• _EXERCISE GOAL_
All of the lines below are to be transcribed faithfully, with pictures excluded from the copy.

★ ★ ★ ★

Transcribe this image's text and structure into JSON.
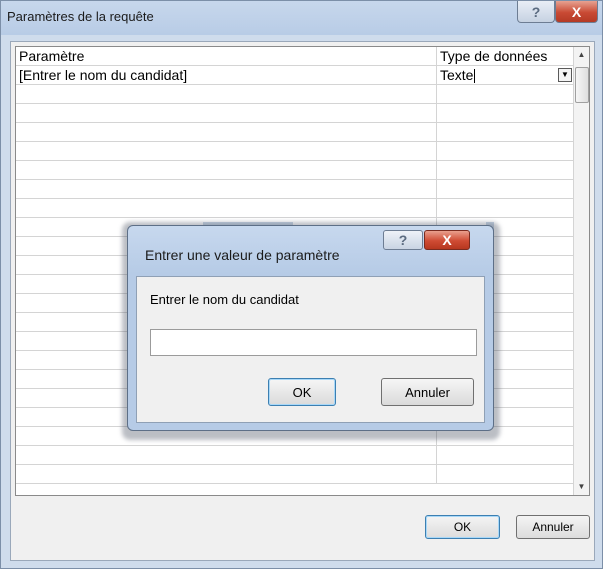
{
  "outer_dialog": {
    "title": "Paramètres de la requête",
    "help_glyph": "?",
    "close_glyph": "X",
    "grid": {
      "headers": {
        "param": "Paramètre",
        "type": "Type de données"
      },
      "rows": [
        {
          "param": "[Entrer le nom du candidat]",
          "type": "Texte"
        }
      ]
    },
    "ok_label": "OK",
    "cancel_label": "Annuler"
  },
  "inner_dialog": {
    "title": "Entrer une valeur de paramètre",
    "help_glyph": "?",
    "close_glyph": "X",
    "prompt": "Entrer le nom du candidat",
    "input_value": "",
    "ok_label": "OK",
    "cancel_label": "Annuler"
  },
  "icons": {
    "select_arrow": "▼",
    "scroll_up": "▲",
    "scroll_down": "▼"
  }
}
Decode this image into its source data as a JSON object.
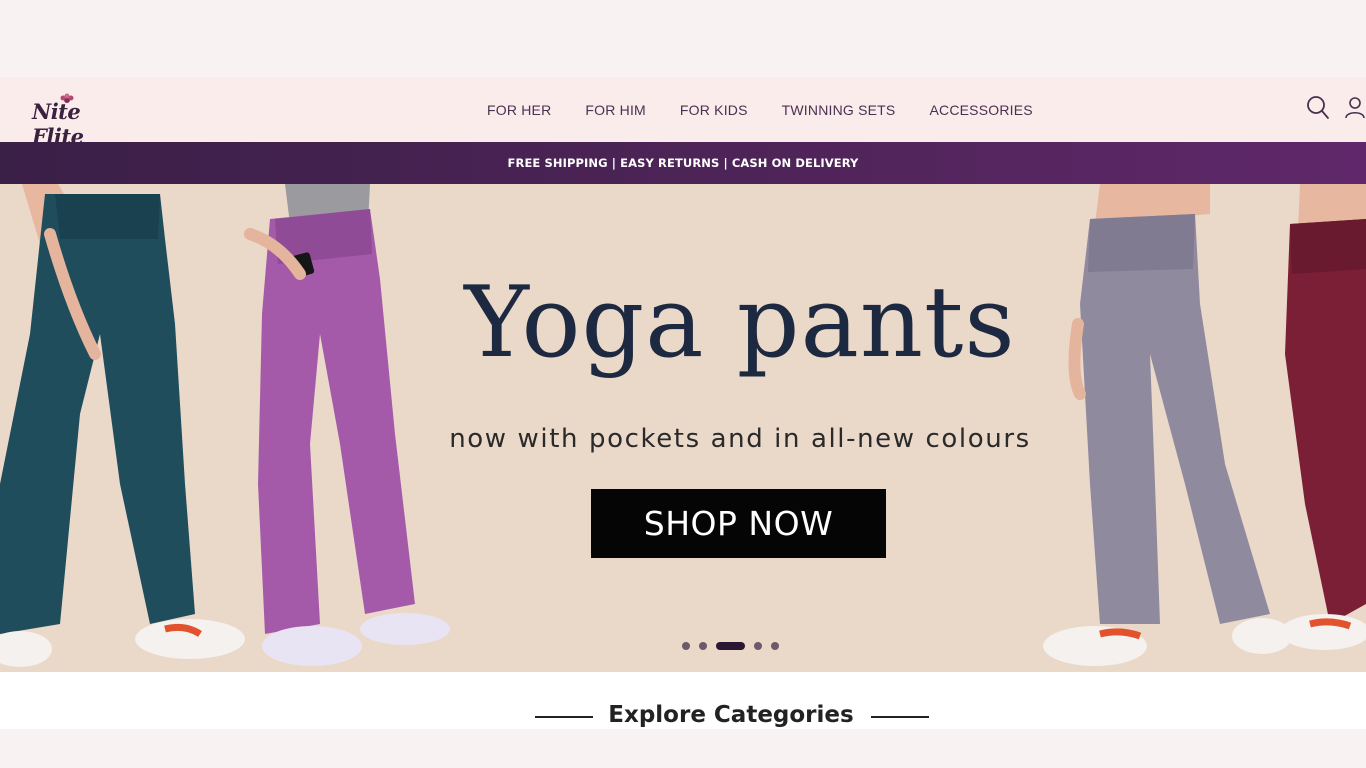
{
  "brand": {
    "logo_text": "Nite Flite"
  },
  "nav": {
    "items": [
      {
        "label": "FOR HER"
      },
      {
        "label": "FOR HIM"
      },
      {
        "label": "FOR KIDS"
      },
      {
        "label": "TWINNING SETS"
      },
      {
        "label": "ACCESSORIES"
      }
    ]
  },
  "header_icons": {
    "search": "search-icon",
    "account": "user-icon"
  },
  "promo": {
    "text": "FREE SHIPPING | EASY RETURNS | CASH ON DELIVERY"
  },
  "hero": {
    "headline": "Yoga pants",
    "subline": "now with pockets and in all-new colours",
    "cta": "SHOP NOW",
    "slides": {
      "count": 5,
      "active_index": 2
    },
    "colors": {
      "background": "#ead8c9",
      "teal": "#1f4d5c",
      "orchid": "#a45aa9",
      "grey": "#8f8a9e",
      "maroon": "#7a1f35"
    }
  },
  "categories": {
    "title": "Explore Categories"
  },
  "colors": {
    "promo_bar": "#4e2458",
    "header_bg": "#fbecec",
    "accent_text": "#4a3050"
  }
}
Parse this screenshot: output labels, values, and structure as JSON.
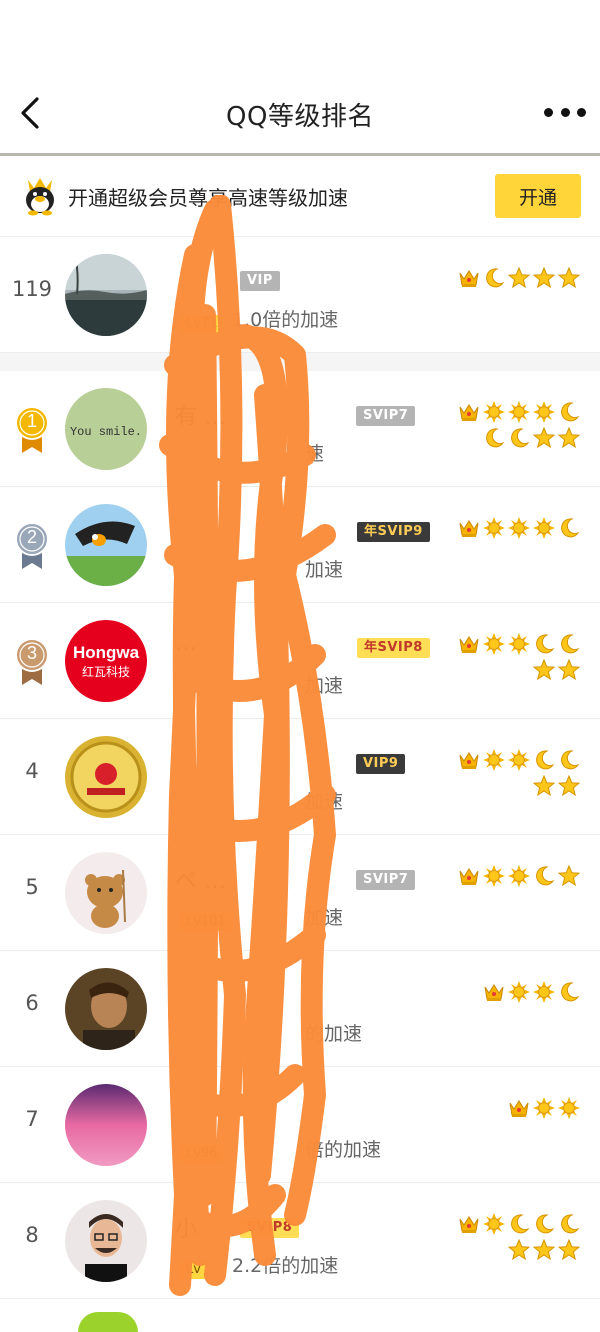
{
  "nav": {
    "title": "QQ等级排名"
  },
  "banner": {
    "text": "开通超级会员尊享高速等级加速",
    "button": "开通"
  },
  "self": {
    "rank": "119",
    "badge": "VIP",
    "level": "Lv71",
    "speed": "1.0倍的加速",
    "icons": [
      "crown",
      "moon",
      "star",
      "star",
      "star"
    ]
  },
  "ranking": [
    {
      "rank": "1",
      "medal": true,
      "name": "有",
      "name_suffix": "…",
      "badge": "SVIP7",
      "badge_style": "gray",
      "speed": "速",
      "icons": [
        "crown",
        "sun",
        "sun",
        "sun",
        "moon",
        "moon",
        "moon",
        "star",
        "star"
      ]
    },
    {
      "rank": "2",
      "medal": true,
      "name": "",
      "badge": "年SVIP9",
      "badge_style": "dark",
      "speed": "加速",
      "icons": [
        "crown",
        "sun",
        "sun",
        "sun",
        "moon"
      ]
    },
    {
      "rank": "3",
      "medal": true,
      "name": "…",
      "badge": "年SVIP8",
      "badge_style": "gold",
      "speed": "加速",
      "avatar_text": "Hongwa",
      "avatar_sub": "红瓦科技",
      "icons": [
        "crown",
        "sun",
        "sun",
        "moon",
        "moon",
        "star",
        "star"
      ]
    },
    {
      "rank": "4",
      "medal": false,
      "name": "",
      "badge": "VIP9",
      "badge_style": "dark",
      "speed": "加速",
      "icons": [
        "crown",
        "sun",
        "sun",
        "moon",
        "moon",
        "star",
        "star"
      ]
    },
    {
      "rank": "5",
      "medal": false,
      "name": "ぺ",
      "name_suffix": "…",
      "badge": "SVIP7",
      "badge_style": "gray",
      "level": "Lv101",
      "speed": "加速",
      "icons": [
        "crown",
        "sun",
        "sun",
        "moon",
        "star"
      ]
    },
    {
      "rank": "6",
      "medal": false,
      "name": "",
      "badge": "",
      "badge_style": "gray",
      "speed": "的加速",
      "icons": [
        "crown",
        "sun",
        "sun",
        "moon"
      ]
    },
    {
      "rank": "7",
      "medal": false,
      "name": "",
      "badge": "",
      "badge_style": "gray",
      "level": "Lv96",
      "speed": "倍的加速",
      "icons": [
        "crown",
        "sun",
        "sun"
      ]
    },
    {
      "rank": "8",
      "medal": false,
      "name": "小",
      "badge": "SVIP8",
      "badge_style": "gold",
      "level": "Lv",
      "speed": "2.2倍的加速",
      "icons": [
        "crown",
        "sun",
        "moon",
        "moon",
        "moon",
        "star",
        "star",
        "star"
      ]
    }
  ],
  "avatar_1_text": "You smile.",
  "colors": {
    "accent": "#ffd53a",
    "gold": "#f0b400",
    "scribble": "#fb8c3a"
  }
}
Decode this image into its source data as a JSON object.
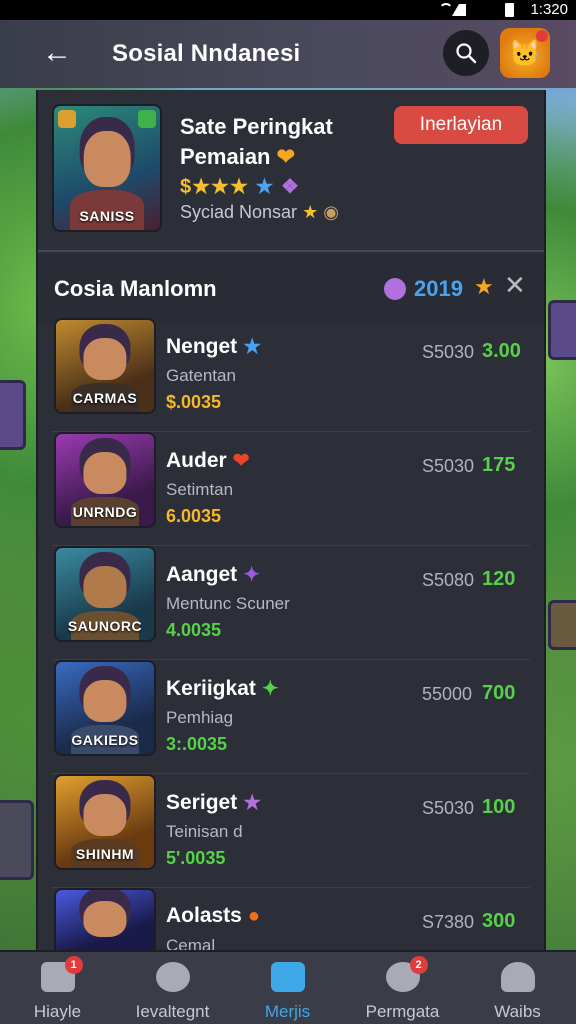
{
  "status_bar": {
    "time": "1:320"
  },
  "header": {
    "title": "Sosial Nndanesi"
  },
  "hero": {
    "title": "Sate Peringkat Pemaian",
    "title_icon": "flame-emoji",
    "image_label": "SANISS",
    "stars": "$★★★",
    "subtitle": "Syciad Nonsar",
    "button_label": "Inerlayian"
  },
  "list": {
    "title": "Cosia Manlomn",
    "year": "2019",
    "items": [
      {
        "name": "Nenget",
        "icon": "★",
        "image_label": "CARMAS",
        "sub": "Gatentan",
        "price": "$.0035",
        "amount": "S5030",
        "value": "3.00",
        "price_color": "gold"
      },
      {
        "name": "Auder",
        "icon": "❤",
        "image_label": "UNRNDG",
        "sub": "Setimtan",
        "price": "6.0035",
        "amount": "S5030",
        "value": "175",
        "price_color": "gold"
      },
      {
        "name": "Aanget",
        "icon": "✦",
        "image_label": "SAUNORC",
        "sub": "Mentunc Scuner",
        "price": "4.0035",
        "amount": "S5080",
        "value": "120",
        "price_color": "green"
      },
      {
        "name": "Keriigkat",
        "icon": "✦",
        "image_label": "GAKIEDS",
        "sub": "Pemhiag",
        "price": "3:.0035",
        "amount": "55000",
        "value": "700",
        "price_color": "green"
      },
      {
        "name": "Seriget",
        "icon": "★",
        "image_label": "SHINHM",
        "sub": "Teinisan d",
        "price": "5'.0035",
        "amount": "S5030",
        "value": "100",
        "price_color": "green"
      },
      {
        "name": "Aolasts",
        "icon": "●",
        "image_label": "",
        "sub": "Cemal",
        "price": "",
        "amount": "S7380",
        "value": "300",
        "price_color": "green"
      }
    ]
  },
  "nav": {
    "items": [
      {
        "label": "Hiayle",
        "badge": "1"
      },
      {
        "label": "Ievaltegnt",
        "badge": ""
      },
      {
        "label": "Merjis",
        "badge": ""
      },
      {
        "label": "Permgata",
        "badge": "2"
      },
      {
        "label": "Waibs",
        "badge": ""
      }
    ]
  },
  "colors": {
    "accent": "#3fa8e8",
    "button": "#d94a42",
    "value_green": "#57d04a",
    "price_gold": "#f5b82a"
  }
}
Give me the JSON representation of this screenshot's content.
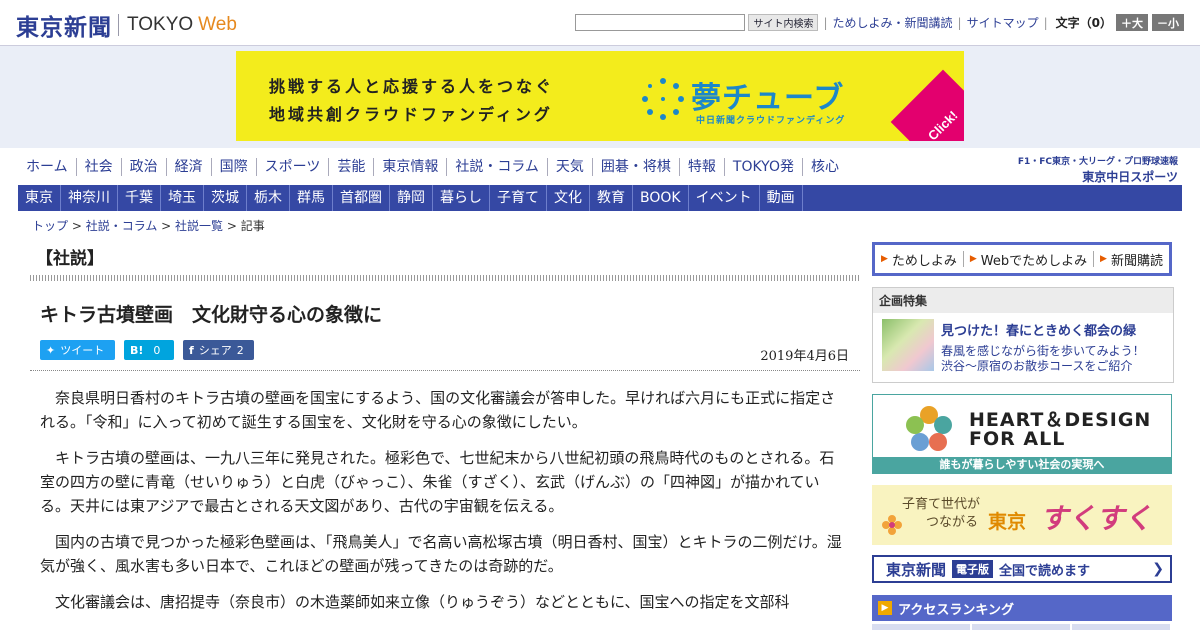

★ ★ ★ ★

• _EXERCISE OUTPUT_
Transcribe this image's text and structure into JSON.
{
  "outer_dialog": {
    "title": "Paramètres de la requête",
    "help_glyph": "?",
    "close_glyph": "X",
    "grid": {
      "headers": {
        "param": "Paramètre",
        "type": "Type de données"
      },
      "rows": [
        {
          "param": "[Entrer le nom du candidat]",
          "type": "Texte"
        }
      ]
    },
    "ok_label": "OK",
    "cancel_label": "Annuler"
  },
  "inner_dialog": {
    "title": "Entrer une valeur de paramètre",
    "help_glyph": "?",
    "close_glyph": "X",
    "prompt": "Entrer le nom du candidat",
    "input_value": "",
    "ok_label": "OK",
    "cancel_label": "Annuler"
  },
  "icons": {
    "select_arrow": "▼",
    "scroll_up": "▲",
    "scroll_down": "▼"
  }
}
Decode this image into its source data as a JSON object.
{
  "brand": {
    "logo_text": "Nite Flite"
  },
  "nav": {
    "items": [
      {
        "label": "FOR HER"
      },
      {
        "label": "FOR HIM"
      },
      {
        "label": "FOR KIDS"
      },
      {
        "label": "TWINNING SETS"
      },
      {
        "label": "ACCESSORIES"
      }
    ]
  },
  "header_icons": {
    "search": "search-icon",
    "account": "user-icon"
  },
  "promo": {
    "text": "FREE SHIPPING | EASY RETURNS | CASH ON DELIVERY"
  },
  "hero": {
    "headline": "Yoga pants",
    "subline": "now with pockets and in all-new colours",
    "cta": "SHOP NOW",
    "slides": {
      "count": 5,
      "active_index": 2
    },
    "colors": {
      "background": "#ead8c9",
      "teal": "#1f4d5c",
      "orchid": "#a45aa9",
      "grey": "#8f8a9e",
      "maroon": "#7a1f35"
    }
  },
  "categories": {
    "title": "Explore Categories"
  },
  "colors": {
    "promo_bar": "#4e2458",
    "header_bg": "#fbecec",
    "accent_text": "#4a3050"
  }
}
Parse this screenshot: output labels, values, and structure as JSON.
{
  "nav": {
    "title": "QQ等级排名"
  },
  "banner": {
    "text": "开通超级会员尊享高速等级加速",
    "button": "开通"
  },
  "self": {
    "rank": "119",
    "badge": "VIP",
    "level": "Lv71",
    "speed": "1.0倍的加速",
    "icons": [
      "crown",
      "moon",
      "star",
      "star",
      "star"
    ]
  },
  "ranking": [
    {
      "rank": "1",
      "medal": true,
      "name": "有",
      "name_suffix": "…",
      "badge": "SVIP7",
      "badge_style": "gray",
      "speed": "速",
      "icons": [
        "crown",
        "sun",
        "sun",
        "sun",
        "moon",
        "moon",
        "moon",
        "star",
        "star"
      ]
    },
    {
      "rank": "2",
      "medal": true,
      "name": "",
      "badge": "年SVIP9",
      "badge_style": "dark",
      "speed": "加速",
      "icons": [
        "crown",
        "sun",
        "sun",
        "sun",
        "moon"
      ]
    },
    {
      "rank": "3",
      "medal": true,
      "name": "…",
      "badge": "年SVIP8",
      "badge_style": "gold",
      "speed": "加速",
      "avatar_text": "Hongwa",
      "avatar_sub": "红瓦科技",
      "icons": [
        "crown",
        "sun",
        "sun",
        "moon",
        "moon",
        "star",
        "star"
      ]
    },
    {
      "rank": "4",
      "medal": false,
      "name": "",
      "badge": "VIP9",
      "badge_style": "dark",
      "speed": "加速",
      "icons": [
        "crown",
        "sun",
        "sun",
        "moon",
        "moon",
        "star",
        "star"
      ]
    },
    {
      "rank": "5",
      "medal": false,
      "name": "ぺ",
      "name_suffix": "…",
      "badge": "SVIP7",
      "badge_style": "gray",
      "level": "Lv101",
      "speed": "加速",
      "icons": [
        "crown",
        "sun",
        "sun",
        "moon",
        "star"
      ]
    },
    {
      "rank": "6",
      "medal": false,
      "name": "",
      "badge": "",
      "badge_style": "gray",
      "speed": "的加速",
      "icons": [
        "crown",
        "sun",
        "sun",
        "moon"
      ]
    },
    {
      "rank": "7",
      "medal": false,
      "name": "",
      "badge": "",
      "badge_style": "gray",
      "level": "Lv96",
      "speed": "倍的加速",
      "icons": [
        "crown",
        "sun",
        "sun"
      ]
    },
    {
      "rank": "8",
      "medal": false,
      "name": "小",
      "badge": "SVIP8",
      "badge_style": "gold",
      "level": "Lv",
      "speed": "2.2倍的加速",
      "icons": [
        "crown",
        "sun",
        "moon",
        "moon",
        "moon",
        "star",
        "star",
        "star"
      ]
    }
  ],
  "avatar_1_text": "You smile.",
  "colors": {
    "accent": "#ffd53a",
    "gold": "#f0b400",
    "scribble": "#fb8c3a"
  }
}
Decode this image into its source data as a JSON object.
{
  "status_bar": {
    "time": "1:320"
  },
  "header": {
    "title": "Sosial Nndanesi"
  },
  "hero": {
    "title": "Sate Peringkat Pemaian",
    "title_icon": "flame-emoji",
    "image_label": "SANISS",
    "stars": "$★★★",
    "subtitle": "Syciad Nonsar",
    "button_label": "Inerlayian"
  },
  "list": {
    "title": "Cosia Manlomn",
    "year": "2019",
    "items": [
      {
        "name": "Nenget",
        "icon": "★",
        "image_label": "CARMAS",
        "sub": "Gatentan",
        "price": "$.0035",
        "amount": "S5030",
        "value": "3.00",
        "price_color": "gold"
      },
      {
        "name": "Auder",
        "icon": "❤",
        "image_label": "UNRNDG",
        "sub": "Setimtan",
        "price": "6.0035",
        "amount": "S5030",
        "value": "175",
        "price_color": "gold"
      },
      {
        "name": "Aanget",
        "icon": "✦",
        "image_label": "SAUNORC",
        "sub": "Mentunc Scuner",
        "price": "4.0035",
        "amount": "S5080",
        "value": "120",
        "price_color": "green"
      },
      {
        "name": "Keriigkat",
        "icon": "✦",
        "image_label": "GAKIEDS",
        "sub": "Pemhiag",
        "price": "3:.0035",
        "amount": "55000",
        "value": "700",
        "price_color": "green"
      },
      {
        "name": "Seriget",
        "icon": "★",
        "image_label": "SHINHM",
        "sub": "Teinisan d",
        "price": "5'.0035",
        "amount": "S5030",
        "value": "100",
        "price_color": "green"
      },
      {
        "name": "Aolasts",
        "icon": "●",
        "image_label": "",
        "sub": "Cemal",
        "price": "",
        "amount": "S7380",
        "value": "300",
        "price_color": "green"
      }
    ]
  },
  "nav": {
    "items": [
      {
        "label": "Hiayle",
        "badge": "1"
      },
      {
        "label": "Ievaltegnt",
        "badge": ""
      },
      {
        "label": "Merjis",
        "badge": ""
      },
      {
        "label": "Permgata",
        "badge": "2"
      },
      {
        "label": "Waibs",
        "badge": ""
      }
    ]
  },
  "colors": {
    "accent": "#3fa8e8",
    "button": "#d94a42",
    "value_green": "#57d04a",
    "price_gold": "#f5b82a"
  }
}
Give me the JSON representation of this screenshot's content.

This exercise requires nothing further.